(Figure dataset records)
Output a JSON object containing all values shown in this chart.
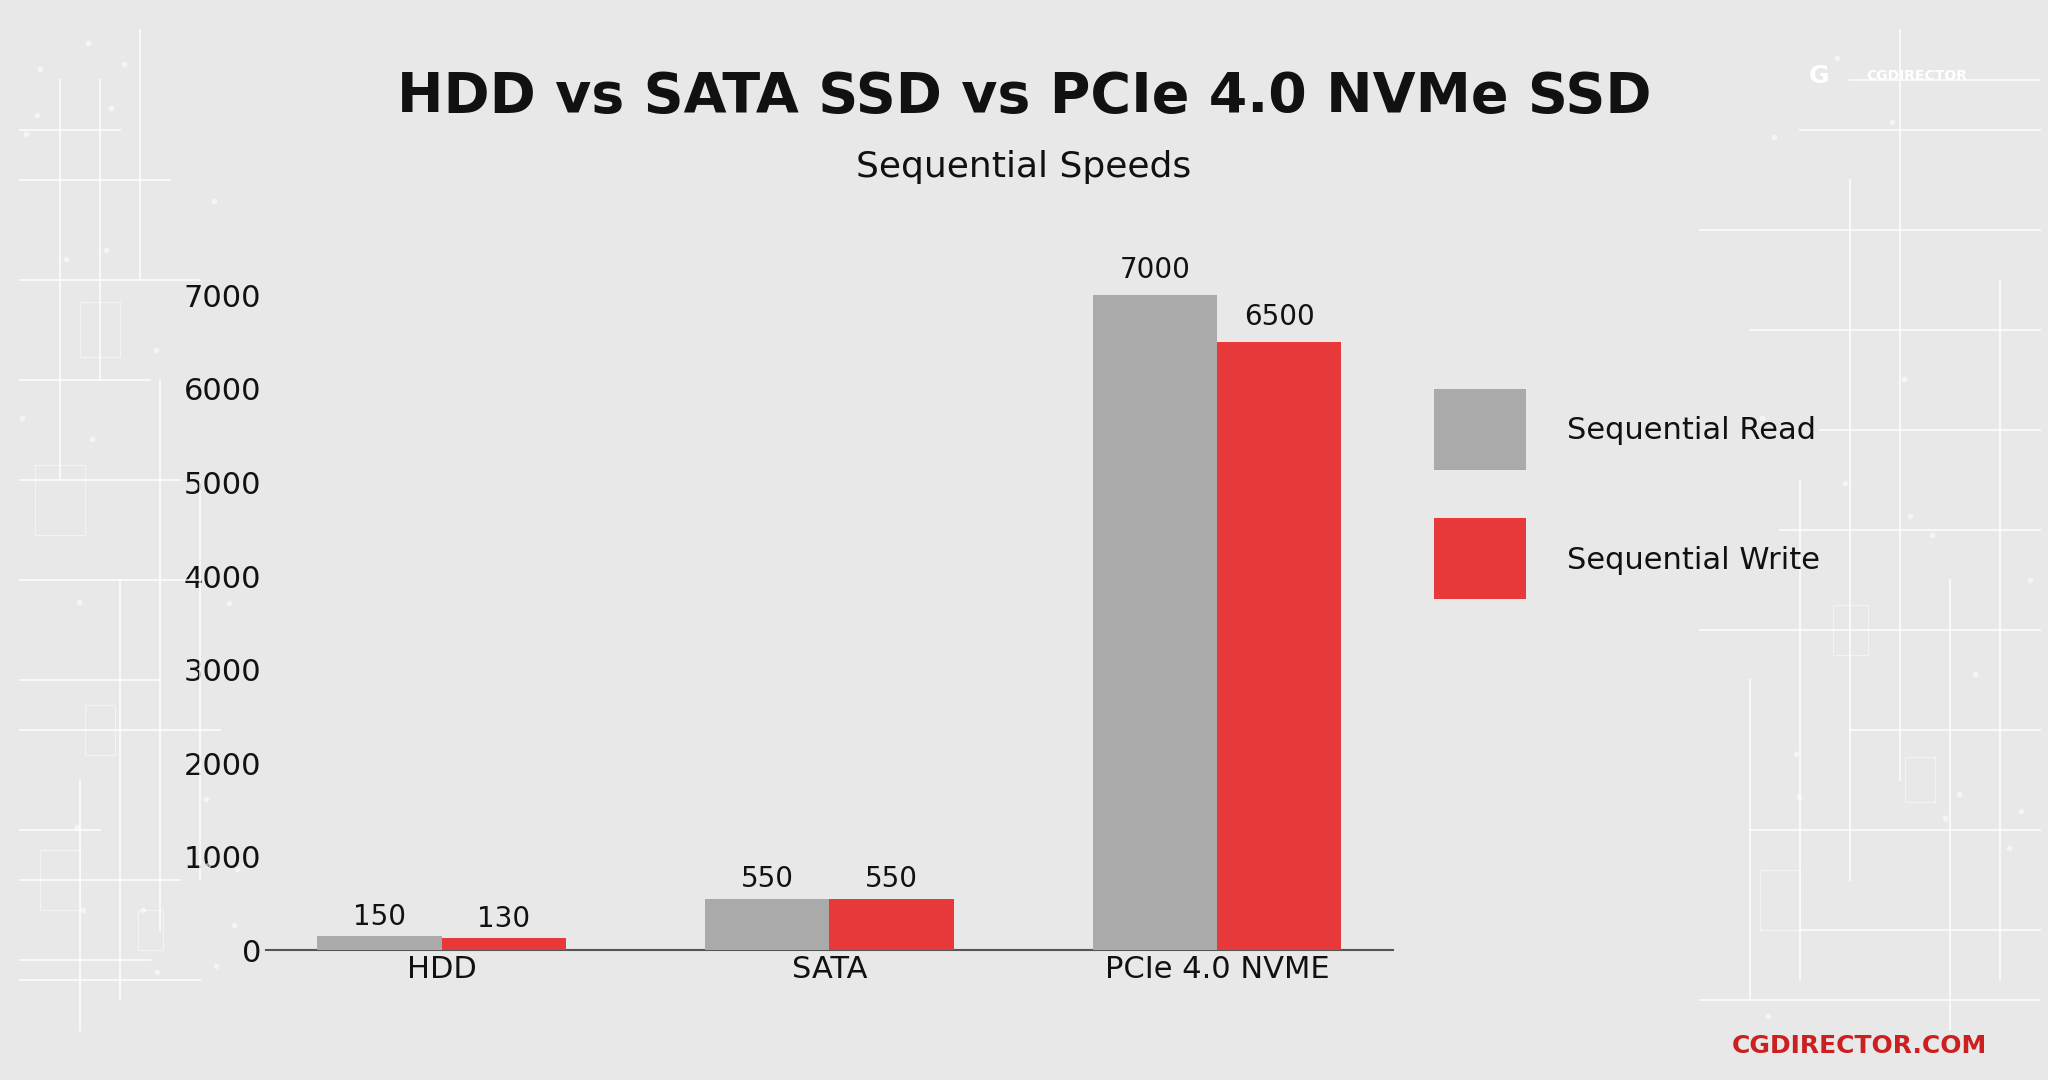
{
  "title": "HDD vs SATA SSD vs PCIe 4.0 NVMe SSD",
  "subtitle": "Sequential Speeds",
  "categories": [
    "HDD",
    "SATA",
    "PCIe 4.0 NVME"
  ],
  "read_values": [
    150,
    550,
    7000
  ],
  "write_values": [
    130,
    550,
    6500
  ],
  "read_color": "#aaaaaa",
  "write_color": "#e8393a",
  "background_color": "#e8e8e8",
  "ylim": [
    0,
    7500
  ],
  "yticks": [
    0,
    1000,
    2000,
    3000,
    4000,
    5000,
    6000,
    7000
  ],
  "bar_width": 0.32,
  "title_fontsize": 40,
  "subtitle_fontsize": 26,
  "tick_fontsize": 22,
  "legend_fontsize": 22,
  "value_fontsize": 20,
  "legend_read": "Sequential Read",
  "legend_write": "Sequential Write",
  "footer_text": "CGDIRECTOR.COM",
  "footer_color": "#cc2020",
  "text_color": "#111111",
  "axis_color": "#555555",
  "logo_bg_color": "#cc2020"
}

→ STATED GOAL: From the material above, reproduce everything verbatim except the pictures.

→ IN RESPONSE:
Output a JSON object containing all values shown in this chart.
{
  "title": "HDD vs SATA SSD vs PCIe 4.0 NVMe SSD",
  "subtitle": "Sequential Speeds",
  "categories": [
    "HDD",
    "SATA",
    "PCIe 4.0 NVME"
  ],
  "read_values": [
    150,
    550,
    7000
  ],
  "write_values": [
    130,
    550,
    6500
  ],
  "read_color": "#aaaaaa",
  "write_color": "#e8393a",
  "background_color": "#e8e8e8",
  "ylim": [
    0,
    7500
  ],
  "yticks": [
    0,
    1000,
    2000,
    3000,
    4000,
    5000,
    6000,
    7000
  ],
  "bar_width": 0.32,
  "title_fontsize": 40,
  "subtitle_fontsize": 26,
  "tick_fontsize": 22,
  "legend_fontsize": 22,
  "value_fontsize": 20,
  "legend_read": "Sequential Read",
  "legend_write": "Sequential Write",
  "footer_text": "CGDIRECTOR.COM",
  "footer_color": "#cc2020",
  "text_color": "#111111",
  "axis_color": "#555555",
  "logo_bg_color": "#cc2020"
}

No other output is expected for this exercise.